WHAT IS EXPECTED:
Exclude the pictures, then repeat the remaining data exactly.

SOURCE DATA:
[Start]

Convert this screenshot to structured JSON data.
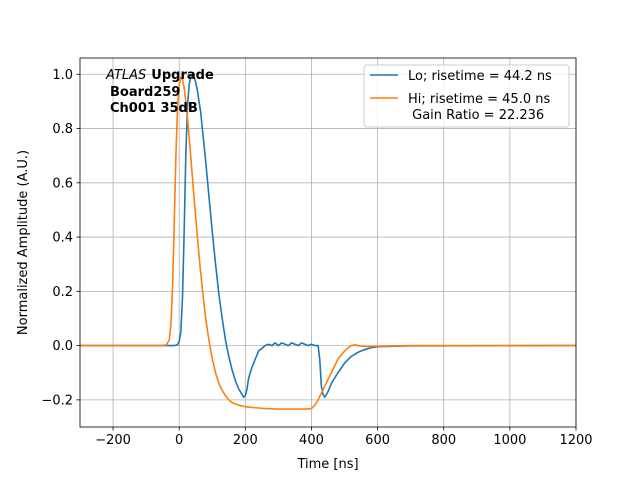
{
  "chart_data": {
    "type": "line",
    "title": "",
    "xlabel": "Time [ns]",
    "ylabel": "Normalized Amplitude (A.U.)",
    "xlim": [
      -300,
      1200
    ],
    "ylim": [
      -0.3,
      1.06
    ],
    "xticks": [
      -200,
      0,
      200,
      400,
      600,
      800,
      1000,
      1200
    ],
    "yticks": [
      -0.2,
      0.0,
      0.2,
      0.4,
      0.6,
      0.8,
      1.0
    ],
    "xtick_labels": [
      "−200",
      "0",
      "200",
      "400",
      "600",
      "800",
      "1000",
      "1200"
    ],
    "ytick_labels": [
      "−0.2",
      "0.0",
      "0.2",
      "0.4",
      "0.6",
      "0.8",
      "1.0"
    ],
    "grid": true,
    "legend_position": "top-right",
    "annotation": {
      "italic": "ATLAS",
      "bold": "Upgrade",
      "line2": "Board259",
      "line3": "Ch001 35dB"
    },
    "series": [
      {
        "name": "Lo; risetime = 44.2 ns",
        "color": "#1f77b4",
        "x": [
          -300,
          -50,
          -15,
          -5,
          0,
          5,
          10,
          15,
          20,
          25,
          30,
          35,
          40,
          45,
          50,
          55,
          60,
          65,
          70,
          80,
          90,
          100,
          110,
          120,
          130,
          140,
          150,
          160,
          170,
          180,
          190,
          195,
          200,
          205,
          210,
          220,
          230,
          240,
          250,
          260,
          270,
          280,
          290,
          300,
          310,
          320,
          330,
          340,
          350,
          360,
          370,
          380,
          390,
          400,
          410,
          420,
          425,
          430,
          435,
          440,
          450,
          460,
          480,
          500,
          520,
          540,
          560,
          580,
          600,
          650,
          700,
          1200
        ],
        "y": [
          0.0,
          0.0,
          0.0,
          0.003,
          0.015,
          0.05,
          0.18,
          0.42,
          0.7,
          0.88,
          0.96,
          0.99,
          1.0,
          0.99,
          0.97,
          0.94,
          0.9,
          0.86,
          0.8,
          0.68,
          0.55,
          0.42,
          0.3,
          0.19,
          0.1,
          0.02,
          -0.04,
          -0.09,
          -0.13,
          -0.16,
          -0.18,
          -0.19,
          -0.185,
          -0.16,
          -0.12,
          -0.08,
          -0.05,
          -0.02,
          -0.01,
          0.0,
          0.005,
          0.0,
          0.01,
          0.0,
          0.01,
          0.005,
          0.0,
          0.01,
          0.005,
          0.0,
          0.01,
          0.005,
          0.0,
          0.005,
          0.0,
          0.0,
          -0.05,
          -0.15,
          -0.18,
          -0.19,
          -0.17,
          -0.14,
          -0.1,
          -0.065,
          -0.04,
          -0.025,
          -0.015,
          -0.008,
          -0.004,
          -0.002,
          -0.001,
          0.0
        ]
      },
      {
        "name": "Hi; risetime = 45.0 ns\n Gain Ratio = 22.236",
        "color": "#ff7f0e",
        "x": [
          -300,
          -60,
          -40,
          -30,
          -25,
          -20,
          -15,
          -10,
          -5,
          0,
          5,
          10,
          15,
          20,
          25,
          30,
          40,
          50,
          60,
          70,
          80,
          90,
          100,
          110,
          120,
          130,
          140,
          150,
          160,
          170,
          180,
          200,
          220,
          240,
          260,
          280,
          300,
          340,
          380,
          400,
          410,
          420,
          440,
          460,
          480,
          500,
          520,
          535,
          540,
          560,
          600,
          700,
          1200
        ],
        "y": [
          0.0,
          0.0,
          0.002,
          0.02,
          0.08,
          0.22,
          0.45,
          0.7,
          0.88,
          0.96,
          0.99,
          0.98,
          0.95,
          0.9,
          0.84,
          0.77,
          0.62,
          0.47,
          0.33,
          0.21,
          0.1,
          0.02,
          -0.05,
          -0.1,
          -0.14,
          -0.165,
          -0.185,
          -0.2,
          -0.21,
          -0.215,
          -0.22,
          -0.225,
          -0.228,
          -0.23,
          -0.232,
          -0.233,
          -0.234,
          -0.234,
          -0.234,
          -0.232,
          -0.22,
          -0.2,
          -0.15,
          -0.1,
          -0.05,
          -0.02,
          0.0,
          0.003,
          0.0,
          -0.003,
          -0.002,
          0.0,
          0.0
        ]
      }
    ]
  }
}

[End]

ANSWER BELOW:
Convert this screenshot to structured JSON data.
{
  "chart_data": {
    "type": "line",
    "title": "",
    "xlabel": "Time [ns]",
    "ylabel": "Normalized Amplitude (A.U.)",
    "xlim": [
      -300,
      1200
    ],
    "ylim": [
      -0.3,
      1.06
    ],
    "xticks": [
      -200,
      0,
      200,
      400,
      600,
      800,
      1000,
      1200
    ],
    "yticks": [
      -0.2,
      0.0,
      0.2,
      0.4,
      0.6,
      0.8,
      1.0
    ],
    "xtick_labels": [
      "−200",
      "0",
      "200",
      "400",
      "600",
      "800",
      "1000",
      "1200"
    ],
    "ytick_labels": [
      "−0.2",
      "0.0",
      "0.2",
      "0.4",
      "0.6",
      "0.8",
      "1.0"
    ],
    "grid": true,
    "legend_position": "top-right",
    "annotation": {
      "italic": "ATLAS",
      "bold": "Upgrade",
      "line2": "Board259",
      "line3": "Ch001 35dB"
    },
    "series": [
      {
        "name": "Lo; risetime = 44.2 ns",
        "color": "#1f77b4",
        "x": [
          -300,
          -50,
          -15,
          -5,
          0,
          5,
          10,
          15,
          20,
          25,
          30,
          35,
          40,
          45,
          50,
          55,
          60,
          65,
          70,
          80,
          90,
          100,
          110,
          120,
          130,
          140,
          150,
          160,
          170,
          180,
          190,
          195,
          200,
          205,
          210,
          220,
          230,
          240,
          250,
          260,
          270,
          280,
          290,
          300,
          310,
          320,
          330,
          340,
          350,
          360,
          370,
          380,
          390,
          400,
          410,
          420,
          425,
          430,
          435,
          440,
          450,
          460,
          480,
          500,
          520,
          540,
          560,
          580,
          600,
          650,
          700,
          1200
        ],
        "y": [
          0.0,
          0.0,
          0.0,
          0.003,
          0.015,
          0.05,
          0.18,
          0.42,
          0.7,
          0.88,
          0.96,
          0.99,
          1.0,
          0.99,
          0.97,
          0.94,
          0.9,
          0.86,
          0.8,
          0.68,
          0.55,
          0.42,
          0.3,
          0.19,
          0.1,
          0.02,
          -0.04,
          -0.09,
          -0.13,
          -0.16,
          -0.18,
          -0.19,
          -0.185,
          -0.16,
          -0.12,
          -0.08,
          -0.05,
          -0.02,
          -0.01,
          0.0,
          0.005,
          0.0,
          0.01,
          0.0,
          0.01,
          0.005,
          0.0,
          0.01,
          0.005,
          0.0,
          0.01,
          0.005,
          0.0,
          0.005,
          0.0,
          0.0,
          -0.05,
          -0.15,
          -0.18,
          -0.19,
          -0.17,
          -0.14,
          -0.1,
          -0.065,
          -0.04,
          -0.025,
          -0.015,
          -0.008,
          -0.004,
          -0.002,
          -0.001,
          0.0
        ]
      },
      {
        "name": "Hi; risetime = 45.0 ns\n Gain Ratio = 22.236",
        "color": "#ff7f0e",
        "x": [
          -300,
          -60,
          -40,
          -30,
          -25,
          -20,
          -15,
          -10,
          -5,
          0,
          5,
          10,
          15,
          20,
          25,
          30,
          40,
          50,
          60,
          70,
          80,
          90,
          100,
          110,
          120,
          130,
          140,
          150,
          160,
          170,
          180,
          200,
          220,
          240,
          260,
          280,
          300,
          340,
          380,
          400,
          410,
          420,
          440,
          460,
          480,
          500,
          520,
          535,
          540,
          560,
          600,
          700,
          1200
        ],
        "y": [
          0.0,
          0.0,
          0.002,
          0.02,
          0.08,
          0.22,
          0.45,
          0.7,
          0.88,
          0.96,
          0.99,
          0.98,
          0.95,
          0.9,
          0.84,
          0.77,
          0.62,
          0.47,
          0.33,
          0.21,
          0.1,
          0.02,
          -0.05,
          -0.1,
          -0.14,
          -0.165,
          -0.185,
          -0.2,
          -0.21,
          -0.215,
          -0.22,
          -0.225,
          -0.228,
          -0.23,
          -0.232,
          -0.233,
          -0.234,
          -0.234,
          -0.234,
          -0.232,
          -0.22,
          -0.2,
          -0.15,
          -0.1,
          -0.05,
          -0.02,
          0.0,
          0.003,
          0.0,
          -0.003,
          -0.002,
          0.0,
          0.0
        ]
      }
    ]
  }
}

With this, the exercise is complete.